◆ DATA SHOWN
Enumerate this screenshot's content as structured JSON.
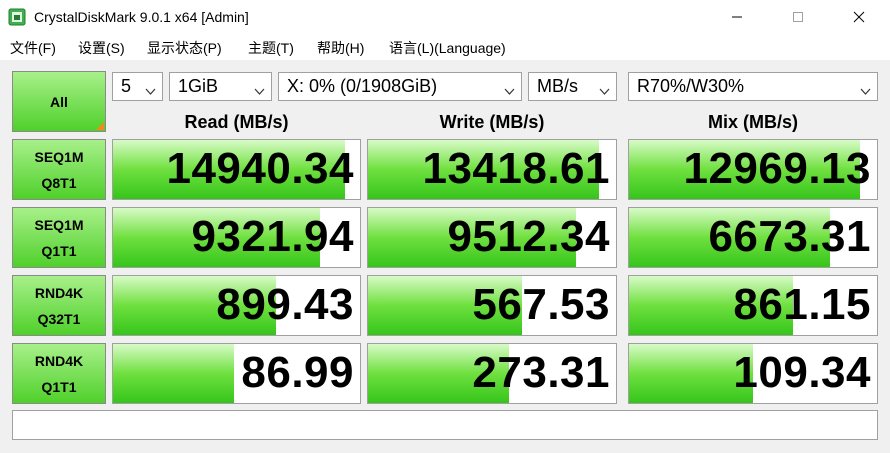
{
  "window": {
    "title": "CrystalDiskMark 9.0.1 x64 [Admin]"
  },
  "menu": [
    {
      "label": "文件(F)"
    },
    {
      "label": "设置(S)"
    },
    {
      "label": "显示状态(P)"
    },
    {
      "label": "主题(T)"
    },
    {
      "label": "帮助(H)"
    },
    {
      "label": "语言(L)(Language)"
    }
  ],
  "controls": {
    "all_label": "All",
    "count": "5",
    "size": "1GiB",
    "drive": "X: 0% (0/1908GiB)",
    "unit": "MB/s",
    "mix": "R70%/W30%"
  },
  "headers": {
    "read": "Read (MB/s)",
    "write": "Write (MB/s)",
    "mix": "Mix (MB/s)"
  },
  "rows": [
    {
      "label1": "SEQ1M",
      "label2": "Q8T1",
      "read": "14940.34",
      "write": "13418.61",
      "mix": "12969.13",
      "read_fill": 0.94,
      "write_fill": 0.93,
      "mix_fill": 0.93
    },
    {
      "label1": "SEQ1M",
      "label2": "Q1T1",
      "read": "9321.94",
      "write": "9512.34",
      "mix": "6673.31",
      "read_fill": 0.84,
      "write_fill": 0.84,
      "mix_fill": 0.81
    },
    {
      "label1": "RND4K",
      "label2": "Q32T1",
      "read": "899.43",
      "write": "567.53",
      "mix": "861.15",
      "read_fill": 0.66,
      "write_fill": 0.62,
      "mix_fill": 0.66
    },
    {
      "label1": "RND4K",
      "label2": "Q1T1",
      "read": "86.99",
      "write": "273.31",
      "mix": "109.34",
      "read_fill": 0.49,
      "write_fill": 0.57,
      "mix_fill": 0.5
    }
  ],
  "colors": {
    "accent_green": "#4fd02a",
    "corner_orange": "#f08a1c"
  }
}
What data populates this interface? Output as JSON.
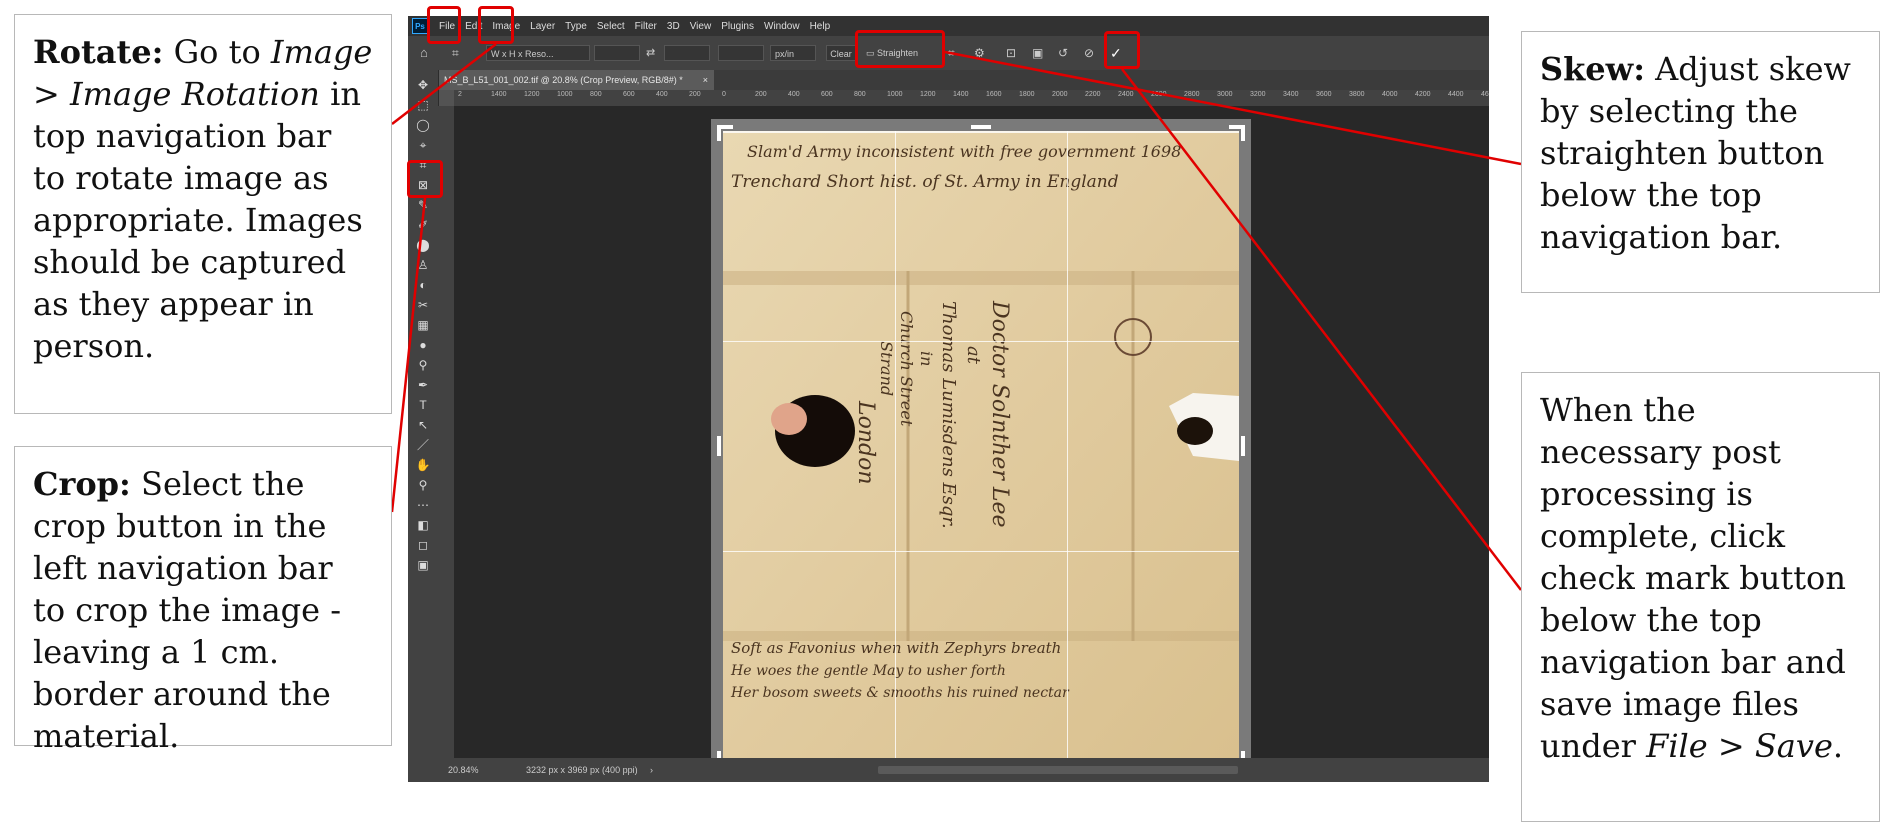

◆ SHORT EXERCISE
Scan the entries above for the word "this" and collect each line holding it.

◆ FINISHED EXERCISE
Enumerate this screenshot's content as structured JSON.
What data populates this interface? Output as JSON.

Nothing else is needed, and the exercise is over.